# CHALLENGE
Give back the records below exactly, every one, with no pictures.

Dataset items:
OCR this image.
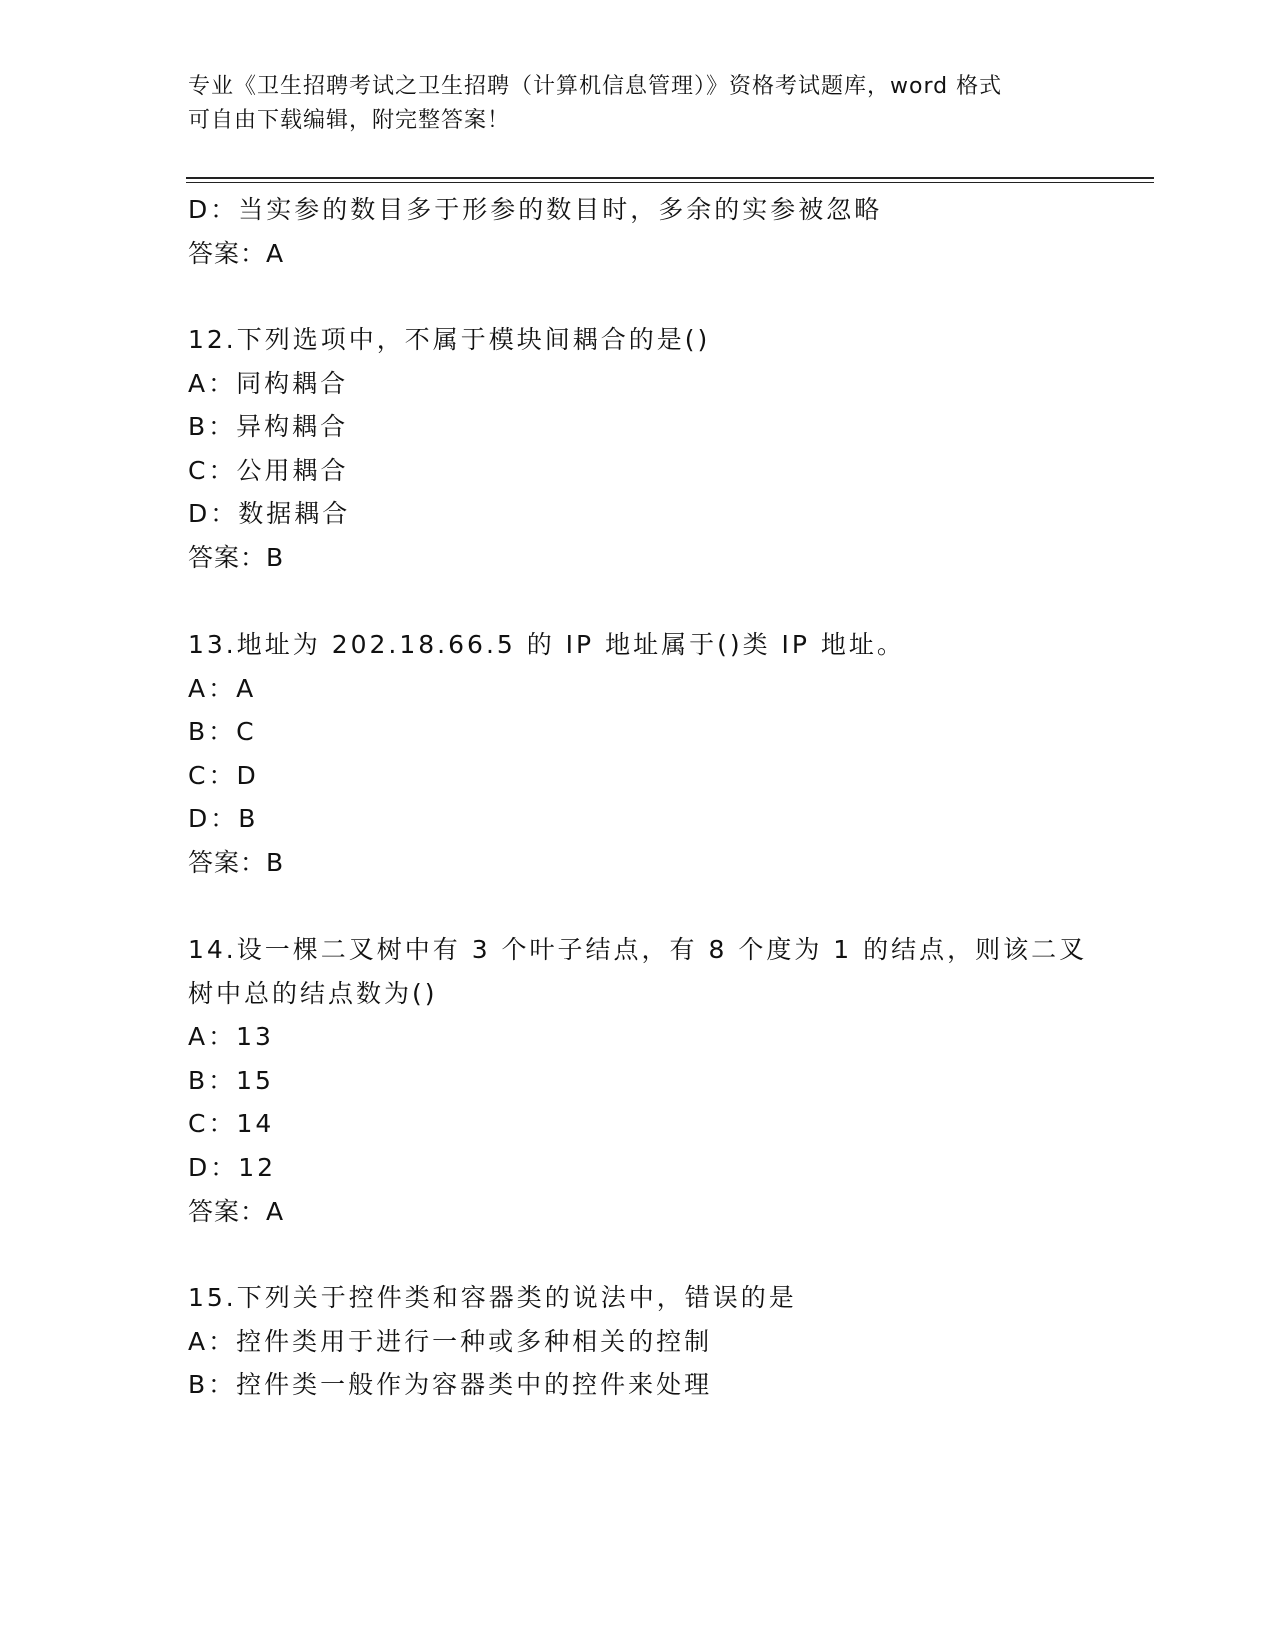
专业《卫生招聘考试之卫生招聘（计算机信息管理）》资格考试题库，word 格式
可自由下载编辑，附完整答案！
D：当实参的数目多于形参的数目时，多余的实参被忽略
答案：A
12.下列选项中，不属于模块间耦合的是()
A：同构耦合
B：异构耦合
C：公用耦合
D：数据耦合
答案：B
13.地址为 202.18.66.5 的 IP 地址属于()类 IP 地址。
A：A
B：C
C：D
D：B
答案：B
14.设一棵二叉树中有 3 个叶子结点，有 8 个度为 1 的结点，则该二叉
树中总的结点数为()
A：13
B：15
C：14
D：12
答案：A
15.下列关于控件类和容器类的说法中，错误的是
A：控件类用于进行一种或多种相关的控制
B：控件类一般作为容器类中的控件来处理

# RESULT
OCR this image.
专业《卫生招聘考试之卫生招聘（计算机信息管理）》资格考试题库，word 格式
可自由下载编辑，附完整答案！
D：当实参的数目多于形参的数目时，多余的实参被忽略
答案：A
12.下列选项中，不属于模块间耦合的是()
A：同构耦合
B：异构耦合
C：公用耦合
D：数据耦合
答案：B
13.地址为 202.18.66.5 的 IP 地址属于()类 IP 地址。
A：A
B：C
C：D
D：B
答案：B
14.设一棵二叉树中有 3 个叶子结点，有 8 个度为 1 的结点，则该二叉
树中总的结点数为()
A：13
B：15
C：14
D：12
答案：A
15.下列关于控件类和容器类的说法中，错误的是
A：控件类用于进行一种或多种相关的控制
B：控件类一般作为容器类中的控件来处理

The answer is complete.